> _Dataset excerpts_
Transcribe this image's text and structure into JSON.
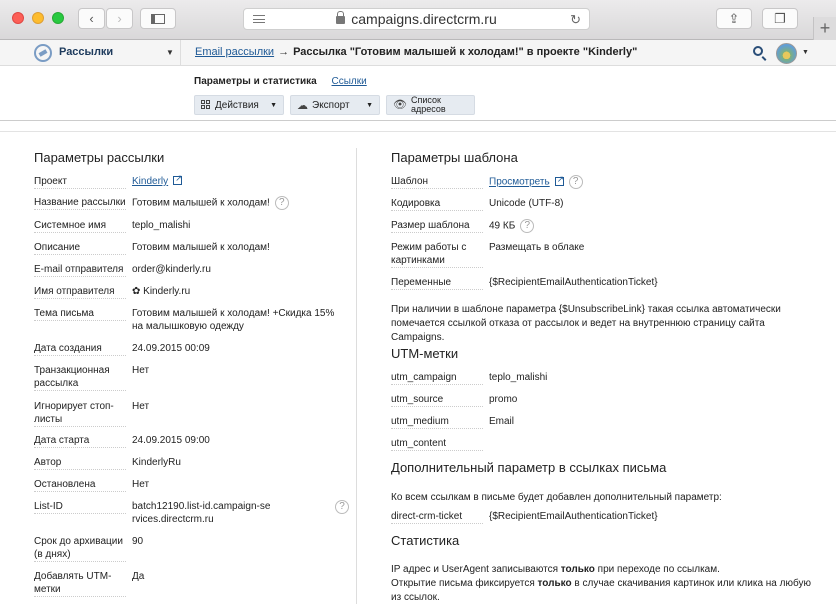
{
  "browser": {
    "url": "campaigns.directcrm.ru",
    "back_icon": "chevron-left-icon",
    "forward_icon": "chevron-right-icon",
    "newtab_label": "+"
  },
  "header": {
    "app_name": "Рассылки",
    "breadcrumb_link": "Email рассылки",
    "breadcrumb_arrow": "→",
    "breadcrumb_current": "Рассылка \"Готовим малышей к холодам!\" в проекте \"Kinderly\""
  },
  "subheader": {
    "tab_active": "Параметры и статистика",
    "tab_link": "Ссылки",
    "actions_label": "Действия",
    "export_label": "Экспорт",
    "list_label_1": "Список",
    "list_label_2": "адресов"
  },
  "left": {
    "title": "Параметры рассылки",
    "rows": [
      {
        "label": "Проект",
        "value": "Kinderly"
      },
      {
        "label": "Название рассылки",
        "value": "Готовим малышей к холодам!"
      },
      {
        "label": "Системное имя",
        "value": "teplo_malishi"
      },
      {
        "label": "Описание",
        "value": "Готовим малышей к холодам!"
      },
      {
        "label": "E-mail отправителя",
        "value": "order@kinderly.ru"
      },
      {
        "label": "Имя отправителя",
        "value": "✿ Kinderly.ru"
      },
      {
        "label": "Тема письма",
        "value": "Готовим малышей к холодам! +Скидка 15% на малышковую одежду"
      },
      {
        "label": "Дата создания",
        "value": "24.09.2015 00:09"
      },
      {
        "label": "Транзакционная рассылка",
        "value": "Нет"
      },
      {
        "label": "Игнорирует стоп-листы",
        "value": "Нет"
      },
      {
        "label": "Дата старта",
        "value": "24.09.2015 09:00"
      },
      {
        "label": "Автор",
        "value": "KinderlyRu"
      },
      {
        "label": "Остановлена",
        "value": "Нет"
      },
      {
        "label": "List-ID",
        "value": "batch12190.list-id.campaign-services.directcrm.ru"
      },
      {
        "label": "Срок до архивации (в днях)",
        "value": "90"
      },
      {
        "label": "Добавлять UTM-метки",
        "value": "Да"
      }
    ]
  },
  "right": {
    "template_title": "Параметры шаблона",
    "template_rows": [
      {
        "label": "Шаблон",
        "value": "Просмотреть"
      },
      {
        "label": "Кодировка",
        "value": "Unicode (UTF-8)"
      },
      {
        "label": "Размер шаблона",
        "value": "49 КБ"
      },
      {
        "label": "Режим работы с картинками",
        "value": "Размещать в облаке"
      },
      {
        "label": "Переменные",
        "value": "{$RecipientEmailAuthenticationTicket}"
      }
    ],
    "unsubscribe_note": "При наличии в шаблоне параметра {$UnsubscribeLink} такая ссылка автоматически помечается ссылкой отказа от рассылок и ведет на внутреннюю страницу сайта Campaigns.",
    "utm_title": "UTM-метки",
    "utm_rows": [
      {
        "label": "utm_campaign",
        "value": "teplo_malishi"
      },
      {
        "label": "utm_source",
        "value": "promo"
      },
      {
        "label": "utm_medium",
        "value": "Email"
      },
      {
        "label": "utm_content",
        "value": ""
      }
    ],
    "extra_title": "Дополнительный параметр в ссылках письма",
    "extra_note": "Ко всем ссылкам в письме будет добавлен дополнительный параметр:",
    "extra_row": {
      "label": "direct-crm-ticket",
      "value": "{$RecipientEmailAuthenticationTicket}"
    },
    "stats_title": "Статистика",
    "stats_line1_a": "IP адрес и UserAgent записываются ",
    "stats_line1_b": "только",
    "stats_line1_c": " при переходе по ссылкам.",
    "stats_line2_a": "Открытие письма фиксируется ",
    "stats_line2_b": "только",
    "stats_line2_c": " в случае скачивания картинок или клика на любую из ссылок."
  },
  "help_glyph": "?"
}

> _Your task_
Write out again every line above exactly as given; the pictures do not belong in the copy.

> _Response to this task_
Transcribe this image's text and structure into JSON.
{
  "browser": {
    "url": "campaigns.directcrm.ru",
    "back_icon": "chevron-left-icon",
    "forward_icon": "chevron-right-icon",
    "newtab_label": "+"
  },
  "header": {
    "app_name": "Рассылки",
    "breadcrumb_link": "Email рассылки",
    "breadcrumb_arrow": "→",
    "breadcrumb_current": "Рассылка \"Готовим малышей к холодам!\" в проекте \"Kinderly\""
  },
  "subheader": {
    "tab_active": "Параметры и статистика",
    "tab_link": "Ссылки",
    "actions_label": "Действия",
    "export_label": "Экспорт",
    "list_label_1": "Список",
    "list_label_2": "адресов"
  },
  "left": {
    "title": "Параметры рассылки",
    "rows": [
      {
        "label": "Проект",
        "value": "Kinderly"
      },
      {
        "label": "Название рассылки",
        "value": "Готовим малышей к холодам!"
      },
      {
        "label": "Системное имя",
        "value": "teplo_malishi"
      },
      {
        "label": "Описание",
        "value": "Готовим малышей к холодам!"
      },
      {
        "label": "E-mail отправителя",
        "value": "order@kinderly.ru"
      },
      {
        "label": "Имя отправителя",
        "value": "✿ Kinderly.ru"
      },
      {
        "label": "Тема письма",
        "value": "Готовим малышей к холодам! +Скидка 15% на малышковую одежду"
      },
      {
        "label": "Дата создания",
        "value": "24.09.2015 00:09"
      },
      {
        "label": "Транзакционная рассылка",
        "value": "Нет"
      },
      {
        "label": "Игнорирует стоп-листы",
        "value": "Нет"
      },
      {
        "label": "Дата старта",
        "value": "24.09.2015 09:00"
      },
      {
        "label": "Автор",
        "value": "KinderlyRu"
      },
      {
        "label": "Остановлена",
        "value": "Нет"
      },
      {
        "label": "List-ID",
        "value": "batch12190.list-id.campaign-services.directcrm.ru"
      },
      {
        "label": "Срок до архивации (в днях)",
        "value": "90"
      },
      {
        "label": "Добавлять UTM-метки",
        "value": "Да"
      }
    ]
  },
  "right": {
    "template_title": "Параметры шаблона",
    "template_rows": [
      {
        "label": "Шаблон",
        "value": "Просмотреть"
      },
      {
        "label": "Кодировка",
        "value": "Unicode (UTF-8)"
      },
      {
        "label": "Размер шаблона",
        "value": "49 КБ"
      },
      {
        "label": "Режим работы с картинками",
        "value": "Размещать в облаке"
      },
      {
        "label": "Переменные",
        "value": "{$RecipientEmailAuthenticationTicket}"
      }
    ],
    "unsubscribe_note": "При наличии в шаблоне параметра {$UnsubscribeLink} такая ссылка автоматически помечается ссылкой отказа от рассылок и ведет на внутреннюю страницу сайта Campaigns.",
    "utm_title": "UTM-метки",
    "utm_rows": [
      {
        "label": "utm_campaign",
        "value": "teplo_malishi"
      },
      {
        "label": "utm_source",
        "value": "promo"
      },
      {
        "label": "utm_medium",
        "value": "Email"
      },
      {
        "label": "utm_content",
        "value": ""
      }
    ],
    "extra_title": "Дополнительный параметр в ссылках письма",
    "extra_note": "Ко всем ссылкам в письме будет добавлен дополнительный параметр:",
    "extra_row": {
      "label": "direct-crm-ticket",
      "value": "{$RecipientEmailAuthenticationTicket}"
    },
    "stats_title": "Статистика",
    "stats_line1_a": "IP адрес и UserAgent записываются ",
    "stats_line1_b": "только",
    "stats_line1_c": " при переходе по ссылкам.",
    "stats_line2_a": "Открытие письма фиксируется ",
    "stats_line2_b": "только",
    "stats_line2_c": " в случае скачивания картинок или клика на любую из ссылок."
  },
  "help_glyph": "?"
}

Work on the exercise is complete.